From the market report below, quote everything from "He also warned" down to "in a statement.".

● **EXCERPT TO READ**:
========================================================================

London’s benchmark FTSE closed 0.7% lower, while Frankfurt’s DAX 30 shed 0.6% and the Paris CAC 40 lost 0.8%.
And US stocks retreated from record levels early yesterday on revived worries about the overvaluation of equities.
Investor confidence in Germany rebounded slightly this month, as the shock over Britain’s vote in June to leave the European Union began to wear off, a leading survey showed.
The investor confidence index calculated by the ZEW economic institute gained 7.3 points to stand in positive territory at 0.5 points in August, recovering from a massive 26-point slump in July.
The index shows a “recovery somewhat from the Brexit shock”, said the institute’s president Achim Wambach.
But analysts struck a note of caution.
“The recovery in expectations should not be over-interpreted and must be taken against the backdrop of the strong retreat in July,” said Bayern LB analyst Stefan Kipar.
He also warned that August’s data was not an indication that the European economy would be untouched by Brexit.
Separate data meanwhile showed Britain’s annual inflation rate had edged higher last month – while it is set to climb further as a weak pound caused by the Brexit vote raises import prices.
The 12-month Consumer Price Index rose by 0.6% in July, the Office for National Statistics said in a statement.
“This news provided a much-needed moment of respite for the pound, which surged against the dollar,” said Connor Campbell, analyst at Spreadex trading group.
On Wall Street all three major indices set high marks on Monday, but worries yesterday included “concerns about the market being ahead of itself, and some spotty economic data,” said Briefing.com analyst Patrick O’Hare.
Data showed US consumer prices were up a modest 0.2% in July, the same pace as the previous two months, while housing starts rose 2.1% from June and industrial output gained 0.7%.
On the corporate front yesterday, shares in mining giant BHP Billiton closed up nearly 1% in London deals, despite the company announcing an annual net loss of $6.39bn.
Its worst-ever result was caused by a mine dam disaster in Brazil and weak commodity prices.
BHP shares rallied however, with investors cheered by a larger-than-expected dividend payment.
And in Frankfurt, shares in German industrial gas supplier Linde soared 11% higher after it confirmed it was in “preliminary discussions” about a possible merger with US rival Praxair.

========================================================================

Layout element annotations

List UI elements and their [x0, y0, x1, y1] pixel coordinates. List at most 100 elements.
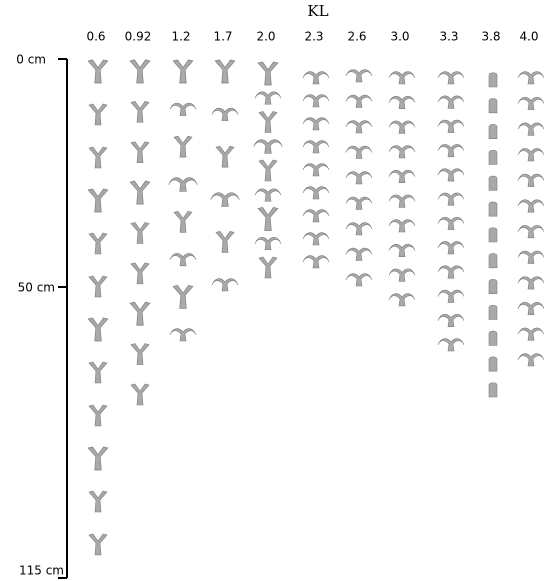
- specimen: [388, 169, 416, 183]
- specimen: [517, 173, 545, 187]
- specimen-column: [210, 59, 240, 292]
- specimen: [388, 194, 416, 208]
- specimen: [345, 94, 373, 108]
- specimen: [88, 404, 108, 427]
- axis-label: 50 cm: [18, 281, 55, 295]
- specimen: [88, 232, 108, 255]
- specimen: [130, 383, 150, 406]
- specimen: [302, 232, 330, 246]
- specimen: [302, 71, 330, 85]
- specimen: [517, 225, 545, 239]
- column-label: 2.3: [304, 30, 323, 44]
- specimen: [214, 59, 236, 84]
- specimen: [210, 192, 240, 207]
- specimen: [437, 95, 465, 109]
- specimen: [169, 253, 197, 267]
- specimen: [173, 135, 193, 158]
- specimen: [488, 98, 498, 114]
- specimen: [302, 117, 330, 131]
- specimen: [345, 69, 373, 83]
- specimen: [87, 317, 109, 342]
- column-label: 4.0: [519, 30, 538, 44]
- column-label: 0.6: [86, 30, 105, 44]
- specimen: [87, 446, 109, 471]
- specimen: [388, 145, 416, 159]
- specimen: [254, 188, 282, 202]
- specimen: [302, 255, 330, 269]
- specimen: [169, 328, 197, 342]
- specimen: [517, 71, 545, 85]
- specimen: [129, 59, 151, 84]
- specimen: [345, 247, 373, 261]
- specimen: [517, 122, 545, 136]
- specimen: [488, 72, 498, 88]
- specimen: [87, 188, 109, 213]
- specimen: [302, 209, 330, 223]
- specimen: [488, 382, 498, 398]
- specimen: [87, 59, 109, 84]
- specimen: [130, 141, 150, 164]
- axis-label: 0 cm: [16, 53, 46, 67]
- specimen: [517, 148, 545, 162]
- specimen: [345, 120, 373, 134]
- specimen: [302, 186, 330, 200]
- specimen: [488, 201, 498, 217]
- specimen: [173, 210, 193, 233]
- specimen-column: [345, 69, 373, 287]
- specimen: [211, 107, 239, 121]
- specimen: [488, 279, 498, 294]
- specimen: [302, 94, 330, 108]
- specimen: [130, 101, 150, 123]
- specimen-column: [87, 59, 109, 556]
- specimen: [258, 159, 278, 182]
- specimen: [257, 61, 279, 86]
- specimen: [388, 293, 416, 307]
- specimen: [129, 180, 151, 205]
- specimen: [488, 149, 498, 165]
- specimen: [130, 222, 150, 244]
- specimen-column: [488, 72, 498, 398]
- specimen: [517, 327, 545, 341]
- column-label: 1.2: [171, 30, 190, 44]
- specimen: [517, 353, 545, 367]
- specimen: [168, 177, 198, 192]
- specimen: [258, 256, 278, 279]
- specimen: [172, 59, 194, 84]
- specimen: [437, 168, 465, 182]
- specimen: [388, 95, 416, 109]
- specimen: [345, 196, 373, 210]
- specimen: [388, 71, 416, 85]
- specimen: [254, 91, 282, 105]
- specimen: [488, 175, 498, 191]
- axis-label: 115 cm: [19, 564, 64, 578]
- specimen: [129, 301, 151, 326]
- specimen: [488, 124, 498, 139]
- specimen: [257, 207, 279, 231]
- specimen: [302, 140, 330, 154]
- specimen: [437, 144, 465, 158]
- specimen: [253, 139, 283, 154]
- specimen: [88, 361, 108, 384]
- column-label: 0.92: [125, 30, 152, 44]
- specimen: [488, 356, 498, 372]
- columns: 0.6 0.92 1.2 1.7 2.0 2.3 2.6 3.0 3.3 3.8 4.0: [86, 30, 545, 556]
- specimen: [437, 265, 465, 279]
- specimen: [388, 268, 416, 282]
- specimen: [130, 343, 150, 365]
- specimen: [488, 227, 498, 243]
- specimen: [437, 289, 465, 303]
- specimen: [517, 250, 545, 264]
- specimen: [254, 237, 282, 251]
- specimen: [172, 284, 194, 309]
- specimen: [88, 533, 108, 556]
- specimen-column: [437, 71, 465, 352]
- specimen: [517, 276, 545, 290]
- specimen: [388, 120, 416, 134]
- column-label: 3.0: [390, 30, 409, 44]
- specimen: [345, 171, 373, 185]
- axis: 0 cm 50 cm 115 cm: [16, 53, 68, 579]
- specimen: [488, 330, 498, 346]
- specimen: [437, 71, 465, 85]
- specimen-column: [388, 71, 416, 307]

========================================================================

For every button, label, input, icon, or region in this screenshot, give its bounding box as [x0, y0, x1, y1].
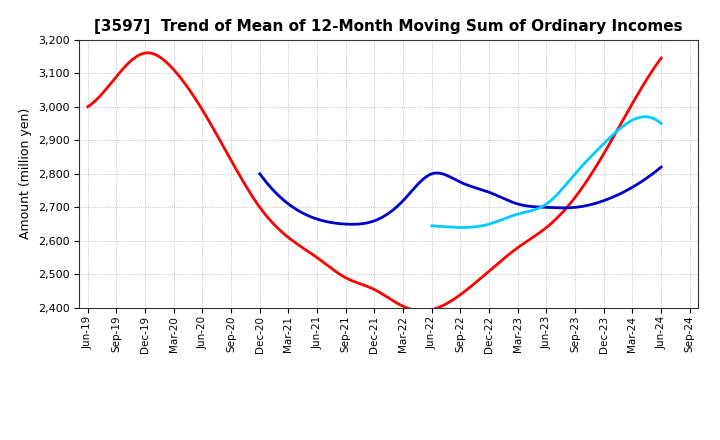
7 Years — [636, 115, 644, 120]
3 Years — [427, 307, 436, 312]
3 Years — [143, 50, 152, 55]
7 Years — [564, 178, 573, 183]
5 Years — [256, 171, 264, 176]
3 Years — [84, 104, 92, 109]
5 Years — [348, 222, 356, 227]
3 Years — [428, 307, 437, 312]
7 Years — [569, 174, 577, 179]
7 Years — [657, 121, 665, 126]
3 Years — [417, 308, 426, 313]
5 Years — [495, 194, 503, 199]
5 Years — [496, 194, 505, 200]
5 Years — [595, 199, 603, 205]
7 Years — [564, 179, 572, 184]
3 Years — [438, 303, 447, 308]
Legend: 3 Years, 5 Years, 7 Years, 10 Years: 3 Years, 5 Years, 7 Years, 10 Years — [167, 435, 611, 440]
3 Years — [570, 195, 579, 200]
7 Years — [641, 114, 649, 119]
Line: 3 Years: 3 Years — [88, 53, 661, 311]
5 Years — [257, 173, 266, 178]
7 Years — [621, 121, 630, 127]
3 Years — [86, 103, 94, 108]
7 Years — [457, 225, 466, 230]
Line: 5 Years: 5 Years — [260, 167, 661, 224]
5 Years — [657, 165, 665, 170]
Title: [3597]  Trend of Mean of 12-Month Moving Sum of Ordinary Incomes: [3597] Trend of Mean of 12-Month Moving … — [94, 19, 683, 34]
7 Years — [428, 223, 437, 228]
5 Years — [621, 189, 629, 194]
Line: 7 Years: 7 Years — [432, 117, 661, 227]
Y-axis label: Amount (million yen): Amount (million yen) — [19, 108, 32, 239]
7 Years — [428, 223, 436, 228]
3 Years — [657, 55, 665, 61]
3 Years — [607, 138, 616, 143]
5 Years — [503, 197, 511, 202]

========================================================================

● **TASK SOLUTION**:
He also warned that August’s data was not an indication that the European economy would be untouched by Brexit.
Separate data meanwhile showed Britain’s annual inflation rate had edged higher last month – while it is set to climb further as a weak pound caused by the Brexit vote raises import prices.
The 12-month Consumer Price Index rose by 0.6% in July, the Office for National Statistics said in a statement.